== Material provided ==
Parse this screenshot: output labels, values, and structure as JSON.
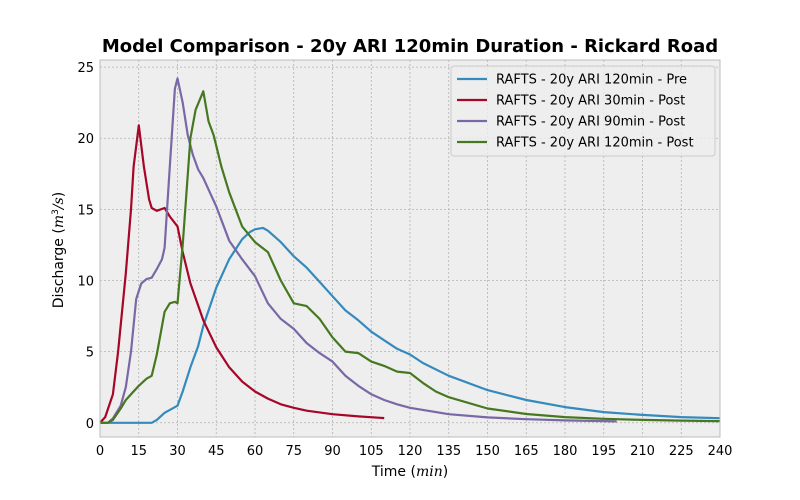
{
  "chart_data": {
    "type": "line",
    "title": "Model Comparison - 20y ARI 120min Duration - Rickard Road",
    "xlabel": "Time (min)",
    "ylabel": "Discharge (m³/s)",
    "xlim": [
      0,
      240
    ],
    "ylim": [
      -1,
      25.5
    ],
    "x_ticks": [
      0,
      15,
      30,
      45,
      60,
      75,
      90,
      105,
      120,
      135,
      150,
      165,
      180,
      195,
      210,
      225,
      240
    ],
    "y_ticks": [
      0,
      5,
      10,
      15,
      20,
      25
    ],
    "grid": true,
    "legend_position": "top-right",
    "series": [
      {
        "name": "RAFTS - 20y ARI 120min - Pre",
        "color": "#348ABD",
        "points": [
          [
            0,
            0
          ],
          [
            10,
            0
          ],
          [
            15,
            0
          ],
          [
            20,
            0
          ],
          [
            22,
            0.2
          ],
          [
            25,
            0.7
          ],
          [
            30,
            1.2
          ],
          [
            32,
            2.2
          ],
          [
            35,
            3.9
          ],
          [
            38,
            5.4
          ],
          [
            40,
            6.8
          ],
          [
            45,
            9.5
          ],
          [
            50,
            11.5
          ],
          [
            55,
            12.9
          ],
          [
            58,
            13.4
          ],
          [
            60,
            13.6
          ],
          [
            63,
            13.7
          ],
          [
            65,
            13.5
          ],
          [
            70,
            12.7
          ],
          [
            75,
            11.7
          ],
          [
            80,
            10.9
          ],
          [
            85,
            9.9
          ],
          [
            90,
            8.9
          ],
          [
            95,
            7.9
          ],
          [
            100,
            7.2
          ],
          [
            105,
            6.4
          ],
          [
            110,
            5.8
          ],
          [
            115,
            5.2
          ],
          [
            120,
            4.8
          ],
          [
            125,
            4.2
          ],
          [
            135,
            3.3
          ],
          [
            150,
            2.3
          ],
          [
            165,
            1.6
          ],
          [
            180,
            1.1
          ],
          [
            195,
            0.75
          ],
          [
            210,
            0.55
          ],
          [
            225,
            0.4
          ],
          [
            240,
            0.32
          ]
        ]
      },
      {
        "name": "RAFTS - 20y ARI 30min - Post",
        "color": "#A60628",
        "points": [
          [
            0,
            0
          ],
          [
            2,
            0.4
          ],
          [
            5,
            2
          ],
          [
            7,
            5
          ],
          [
            10,
            10.5
          ],
          [
            12,
            15
          ],
          [
            13,
            18
          ],
          [
            15,
            20.9
          ],
          [
            17,
            18
          ],
          [
            19,
            15.7
          ],
          [
            20,
            15.1
          ],
          [
            22,
            14.9
          ],
          [
            25,
            15.1
          ],
          [
            27,
            14.5
          ],
          [
            30,
            13.8
          ],
          [
            32,
            12
          ],
          [
            35,
            9.8
          ],
          [
            40,
            7.2
          ],
          [
            45,
            5.3
          ],
          [
            50,
            3.9
          ],
          [
            55,
            2.9
          ],
          [
            60,
            2.2
          ],
          [
            65,
            1.7
          ],
          [
            70,
            1.3
          ],
          [
            75,
            1.05
          ],
          [
            80,
            0.85
          ],
          [
            90,
            0.6
          ],
          [
            100,
            0.45
          ],
          [
            110,
            0.33
          ]
        ]
      },
      {
        "name": "RAFTS - 20y ARI 90min - Post",
        "color": "#7A68A6",
        "points": [
          [
            0,
            0
          ],
          [
            3,
            0
          ],
          [
            5,
            0.3
          ],
          [
            8,
            1.2
          ],
          [
            10,
            2.5
          ],
          [
            12,
            5
          ],
          [
            14,
            8.7
          ],
          [
            16,
            9.8
          ],
          [
            18,
            10.1
          ],
          [
            20,
            10.2
          ],
          [
            22,
            10.8
          ],
          [
            24,
            11.5
          ],
          [
            25,
            12.3
          ],
          [
            27,
            18
          ],
          [
            29,
            23.5
          ],
          [
            30,
            24.2
          ],
          [
            32,
            22.5
          ],
          [
            34,
            20.2
          ],
          [
            36,
            18.8
          ],
          [
            38,
            17.8
          ],
          [
            40,
            17.2
          ],
          [
            45,
            15.2
          ],
          [
            50,
            12.8
          ],
          [
            55,
            11.5
          ],
          [
            60,
            10.3
          ],
          [
            65,
            8.4
          ],
          [
            70,
            7.3
          ],
          [
            75,
            6.6
          ],
          [
            80,
            5.6
          ],
          [
            85,
            4.9
          ],
          [
            90,
            4.3
          ],
          [
            95,
            3.3
          ],
          [
            100,
            2.6
          ],
          [
            105,
            2
          ],
          [
            110,
            1.6
          ],
          [
            115,
            1.3
          ],
          [
            120,
            1.05
          ],
          [
            135,
            0.6
          ],
          [
            150,
            0.38
          ],
          [
            165,
            0.25
          ],
          [
            180,
            0.17
          ],
          [
            200,
            0.1
          ]
        ]
      },
      {
        "name": "RAFTS - 20y ARI 120min - Post",
        "color": "#467821",
        "points": [
          [
            0,
            0
          ],
          [
            3,
            0
          ],
          [
            5,
            0.2
          ],
          [
            8,
            1
          ],
          [
            10,
            1.6
          ],
          [
            15,
            2.6
          ],
          [
            18,
            3.1
          ],
          [
            20,
            3.3
          ],
          [
            22,
            4.8
          ],
          [
            25,
            7.8
          ],
          [
            27,
            8.4
          ],
          [
            29,
            8.5
          ],
          [
            30,
            8.4
          ],
          [
            32,
            12.5
          ],
          [
            35,
            20
          ],
          [
            37,
            22
          ],
          [
            40,
            23.3
          ],
          [
            42,
            21.2
          ],
          [
            44,
            20.2
          ],
          [
            47,
            18
          ],
          [
            50,
            16.2
          ],
          [
            55,
            13.8
          ],
          [
            60,
            12.7
          ],
          [
            65,
            12
          ],
          [
            70,
            10
          ],
          [
            75,
            8.4
          ],
          [
            80,
            8.2
          ],
          [
            85,
            7.3
          ],
          [
            90,
            6
          ],
          [
            95,
            5
          ],
          [
            100,
            4.9
          ],
          [
            105,
            4.3
          ],
          [
            110,
            4
          ],
          [
            115,
            3.6
          ],
          [
            120,
            3.5
          ],
          [
            125,
            2.8
          ],
          [
            130,
            2.2
          ],
          [
            135,
            1.8
          ],
          [
            150,
            1
          ],
          [
            165,
            0.62
          ],
          [
            180,
            0.4
          ],
          [
            195,
            0.28
          ],
          [
            210,
            0.2
          ],
          [
            225,
            0.15
          ],
          [
            240,
            0.12
          ]
        ]
      }
    ]
  }
}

== What is required ==
Restate each entry word for word, leaving out any pictures.

== Output of the exercise ==
Parse this screenshot: output labels, values, and structure as JSON.
{
  "chart_data": {
    "type": "line",
    "title": "Model Comparison - 20y ARI 120min Duration - Rickard Road",
    "xlabel": "Time (min)",
    "ylabel": "Discharge (m³/s)",
    "xlim": [
      0,
      240
    ],
    "ylim": [
      -1,
      25.5
    ],
    "x_ticks": [
      0,
      15,
      30,
      45,
      60,
      75,
      90,
      105,
      120,
      135,
      150,
      165,
      180,
      195,
      210,
      225,
      240
    ],
    "y_ticks": [
      0,
      5,
      10,
      15,
      20,
      25
    ],
    "grid": true,
    "legend_position": "top-right",
    "series": [
      {
        "name": "RAFTS - 20y ARI 120min - Pre",
        "color": "#348ABD",
        "points": [
          [
            0,
            0
          ],
          [
            10,
            0
          ],
          [
            15,
            0
          ],
          [
            20,
            0
          ],
          [
            22,
            0.2
          ],
          [
            25,
            0.7
          ],
          [
            30,
            1.2
          ],
          [
            32,
            2.2
          ],
          [
            35,
            3.9
          ],
          [
            38,
            5.4
          ],
          [
            40,
            6.8
          ],
          [
            45,
            9.5
          ],
          [
            50,
            11.5
          ],
          [
            55,
            12.9
          ],
          [
            58,
            13.4
          ],
          [
            60,
            13.6
          ],
          [
            63,
            13.7
          ],
          [
            65,
            13.5
          ],
          [
            70,
            12.7
          ],
          [
            75,
            11.7
          ],
          [
            80,
            10.9
          ],
          [
            85,
            9.9
          ],
          [
            90,
            8.9
          ],
          [
            95,
            7.9
          ],
          [
            100,
            7.2
          ],
          [
            105,
            6.4
          ],
          [
            110,
            5.8
          ],
          [
            115,
            5.2
          ],
          [
            120,
            4.8
          ],
          [
            125,
            4.2
          ],
          [
            135,
            3.3
          ],
          [
            150,
            2.3
          ],
          [
            165,
            1.6
          ],
          [
            180,
            1.1
          ],
          [
            195,
            0.75
          ],
          [
            210,
            0.55
          ],
          [
            225,
            0.4
          ],
          [
            240,
            0.32
          ]
        ]
      },
      {
        "name": "RAFTS - 20y ARI 30min - Post",
        "color": "#A60628",
        "points": [
          [
            0,
            0
          ],
          [
            2,
            0.4
          ],
          [
            5,
            2
          ],
          [
            7,
            5
          ],
          [
            10,
            10.5
          ],
          [
            12,
            15
          ],
          [
            13,
            18
          ],
          [
            15,
            20.9
          ],
          [
            17,
            18
          ],
          [
            19,
            15.7
          ],
          [
            20,
            15.1
          ],
          [
            22,
            14.9
          ],
          [
            25,
            15.1
          ],
          [
            27,
            14.5
          ],
          [
            30,
            13.8
          ],
          [
            32,
            12
          ],
          [
            35,
            9.8
          ],
          [
            40,
            7.2
          ],
          [
            45,
            5.3
          ],
          [
            50,
            3.9
          ],
          [
            55,
            2.9
          ],
          [
            60,
            2.2
          ],
          [
            65,
            1.7
          ],
          [
            70,
            1.3
          ],
          [
            75,
            1.05
          ],
          [
            80,
            0.85
          ],
          [
            90,
            0.6
          ],
          [
            100,
            0.45
          ],
          [
            110,
            0.33
          ]
        ]
      },
      {
        "name": "RAFTS - 20y ARI 90min - Post",
        "color": "#7A68A6",
        "points": [
          [
            0,
            0
          ],
          [
            3,
            0
          ],
          [
            5,
            0.3
          ],
          [
            8,
            1.2
          ],
          [
            10,
            2.5
          ],
          [
            12,
            5
          ],
          [
            14,
            8.7
          ],
          [
            16,
            9.8
          ],
          [
            18,
            10.1
          ],
          [
            20,
            10.2
          ],
          [
            22,
            10.8
          ],
          [
            24,
            11.5
          ],
          [
            25,
            12.3
          ],
          [
            27,
            18
          ],
          [
            29,
            23.5
          ],
          [
            30,
            24.2
          ],
          [
            32,
            22.5
          ],
          [
            34,
            20.2
          ],
          [
            36,
            18.8
          ],
          [
            38,
            17.8
          ],
          [
            40,
            17.2
          ],
          [
            45,
            15.2
          ],
          [
            50,
            12.8
          ],
          [
            55,
            11.5
          ],
          [
            60,
            10.3
          ],
          [
            65,
            8.4
          ],
          [
            70,
            7.3
          ],
          [
            75,
            6.6
          ],
          [
            80,
            5.6
          ],
          [
            85,
            4.9
          ],
          [
            90,
            4.3
          ],
          [
            95,
            3.3
          ],
          [
            100,
            2.6
          ],
          [
            105,
            2
          ],
          [
            110,
            1.6
          ],
          [
            115,
            1.3
          ],
          [
            120,
            1.05
          ],
          [
            135,
            0.6
          ],
          [
            150,
            0.38
          ],
          [
            165,
            0.25
          ],
          [
            180,
            0.17
          ],
          [
            200,
            0.1
          ]
        ]
      },
      {
        "name": "RAFTS - 20y ARI 120min - Post",
        "color": "#467821",
        "points": [
          [
            0,
            0
          ],
          [
            3,
            0
          ],
          [
            5,
            0.2
          ],
          [
            8,
            1
          ],
          [
            10,
            1.6
          ],
          [
            15,
            2.6
          ],
          [
            18,
            3.1
          ],
          [
            20,
            3.3
          ],
          [
            22,
            4.8
          ],
          [
            25,
            7.8
          ],
          [
            27,
            8.4
          ],
          [
            29,
            8.5
          ],
          [
            30,
            8.4
          ],
          [
            32,
            12.5
          ],
          [
            35,
            20
          ],
          [
            37,
            22
          ],
          [
            40,
            23.3
          ],
          [
            42,
            21.2
          ],
          [
            44,
            20.2
          ],
          [
            47,
            18
          ],
          [
            50,
            16.2
          ],
          [
            55,
            13.8
          ],
          [
            60,
            12.7
          ],
          [
            65,
            12
          ],
          [
            70,
            10
          ],
          [
            75,
            8.4
          ],
          [
            80,
            8.2
          ],
          [
            85,
            7.3
          ],
          [
            90,
            6
          ],
          [
            95,
            5
          ],
          [
            100,
            4.9
          ],
          [
            105,
            4.3
          ],
          [
            110,
            4
          ],
          [
            115,
            3.6
          ],
          [
            120,
            3.5
          ],
          [
            125,
            2.8
          ],
          [
            130,
            2.2
          ],
          [
            135,
            1.8
          ],
          [
            150,
            1
          ],
          [
            165,
            0.62
          ],
          [
            180,
            0.4
          ],
          [
            195,
            0.28
          ],
          [
            210,
            0.2
          ],
          [
            225,
            0.15
          ],
          [
            240,
            0.12
          ]
        ]
      }
    ]
  }
}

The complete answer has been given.